* _Exercise aim_: Filter the lines below, copying only those with the string "text".

start Records provided

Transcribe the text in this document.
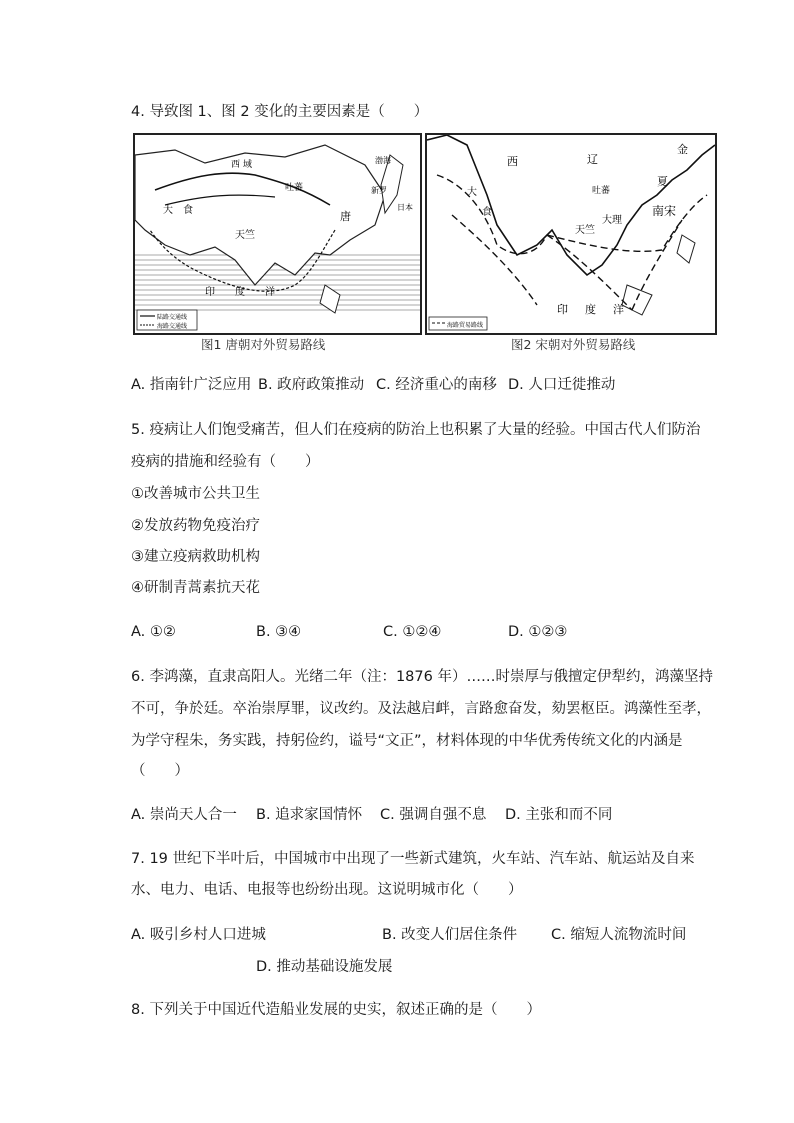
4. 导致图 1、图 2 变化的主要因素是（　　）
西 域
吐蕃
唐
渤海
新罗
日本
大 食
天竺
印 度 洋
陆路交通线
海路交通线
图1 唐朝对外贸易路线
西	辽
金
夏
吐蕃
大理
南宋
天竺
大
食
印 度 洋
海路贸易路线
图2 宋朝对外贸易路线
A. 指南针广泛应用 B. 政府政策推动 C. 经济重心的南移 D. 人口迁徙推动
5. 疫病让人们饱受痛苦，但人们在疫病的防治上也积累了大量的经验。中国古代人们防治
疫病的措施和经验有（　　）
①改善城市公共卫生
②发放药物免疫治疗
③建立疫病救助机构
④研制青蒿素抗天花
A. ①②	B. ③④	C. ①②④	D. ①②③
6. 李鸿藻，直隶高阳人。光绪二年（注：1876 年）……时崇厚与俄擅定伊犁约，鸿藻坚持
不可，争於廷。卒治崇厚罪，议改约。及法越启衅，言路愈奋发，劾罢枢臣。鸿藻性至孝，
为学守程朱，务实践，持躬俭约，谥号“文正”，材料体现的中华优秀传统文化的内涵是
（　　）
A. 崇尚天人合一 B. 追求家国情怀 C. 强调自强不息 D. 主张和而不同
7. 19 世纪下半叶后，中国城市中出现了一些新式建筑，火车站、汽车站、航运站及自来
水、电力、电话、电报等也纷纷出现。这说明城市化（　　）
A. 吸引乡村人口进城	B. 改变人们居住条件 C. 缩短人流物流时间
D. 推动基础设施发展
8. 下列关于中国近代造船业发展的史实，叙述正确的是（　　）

end Records provided
start Records provided

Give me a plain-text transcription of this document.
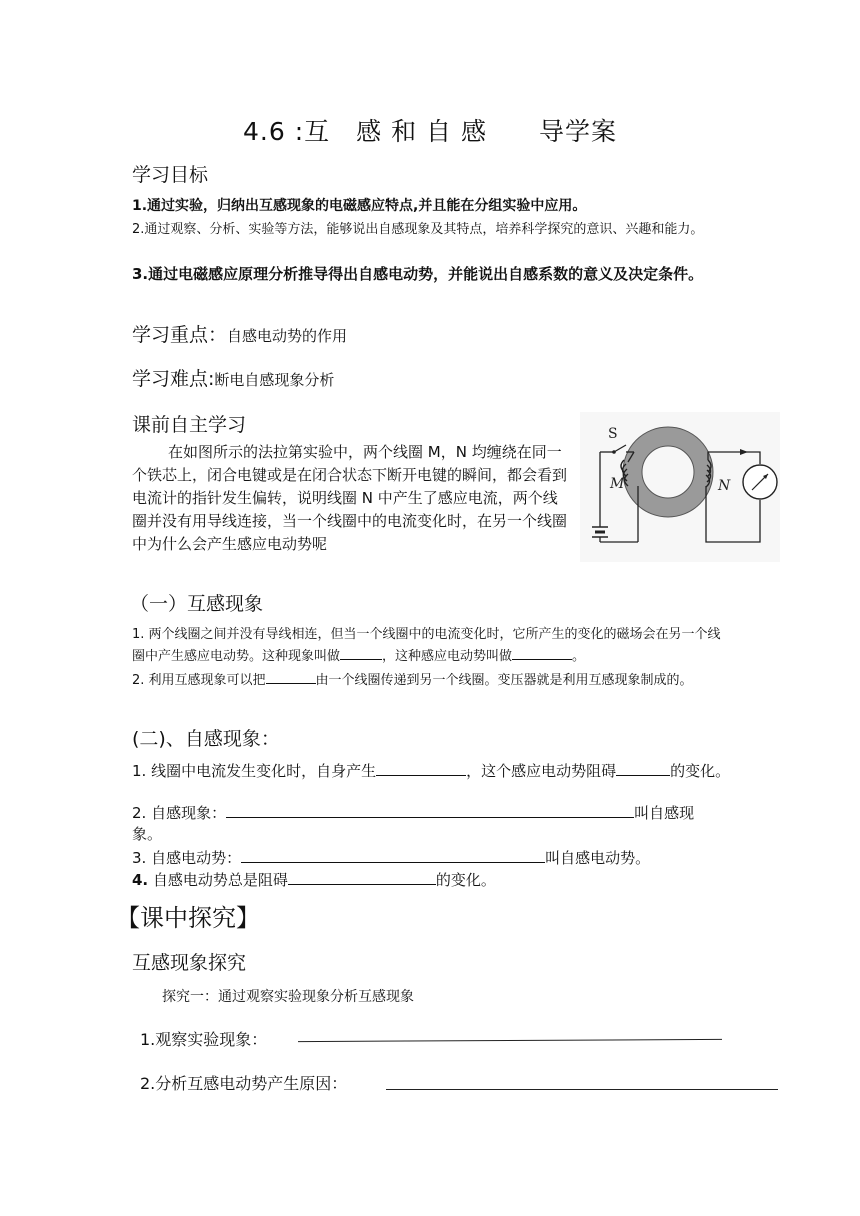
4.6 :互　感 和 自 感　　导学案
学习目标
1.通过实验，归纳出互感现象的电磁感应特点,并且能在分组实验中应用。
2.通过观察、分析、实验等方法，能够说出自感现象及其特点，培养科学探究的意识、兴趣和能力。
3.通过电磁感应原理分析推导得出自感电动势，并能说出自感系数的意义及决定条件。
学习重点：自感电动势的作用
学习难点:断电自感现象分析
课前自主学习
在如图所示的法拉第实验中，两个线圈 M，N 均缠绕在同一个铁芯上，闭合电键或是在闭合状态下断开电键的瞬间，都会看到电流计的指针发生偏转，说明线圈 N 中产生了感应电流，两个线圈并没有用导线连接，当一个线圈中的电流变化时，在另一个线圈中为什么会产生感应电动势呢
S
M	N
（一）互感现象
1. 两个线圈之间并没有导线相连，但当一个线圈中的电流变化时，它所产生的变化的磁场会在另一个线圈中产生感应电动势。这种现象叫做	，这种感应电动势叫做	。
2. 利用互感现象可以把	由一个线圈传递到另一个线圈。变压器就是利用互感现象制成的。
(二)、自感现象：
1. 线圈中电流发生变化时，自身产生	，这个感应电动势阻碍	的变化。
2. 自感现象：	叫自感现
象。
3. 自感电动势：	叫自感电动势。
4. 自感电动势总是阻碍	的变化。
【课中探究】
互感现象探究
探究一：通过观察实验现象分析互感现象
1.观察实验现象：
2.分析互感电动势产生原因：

end Records provided

* _Correct output_:
Transcribe the text in this document.
Give me a plain-text transcription of this document.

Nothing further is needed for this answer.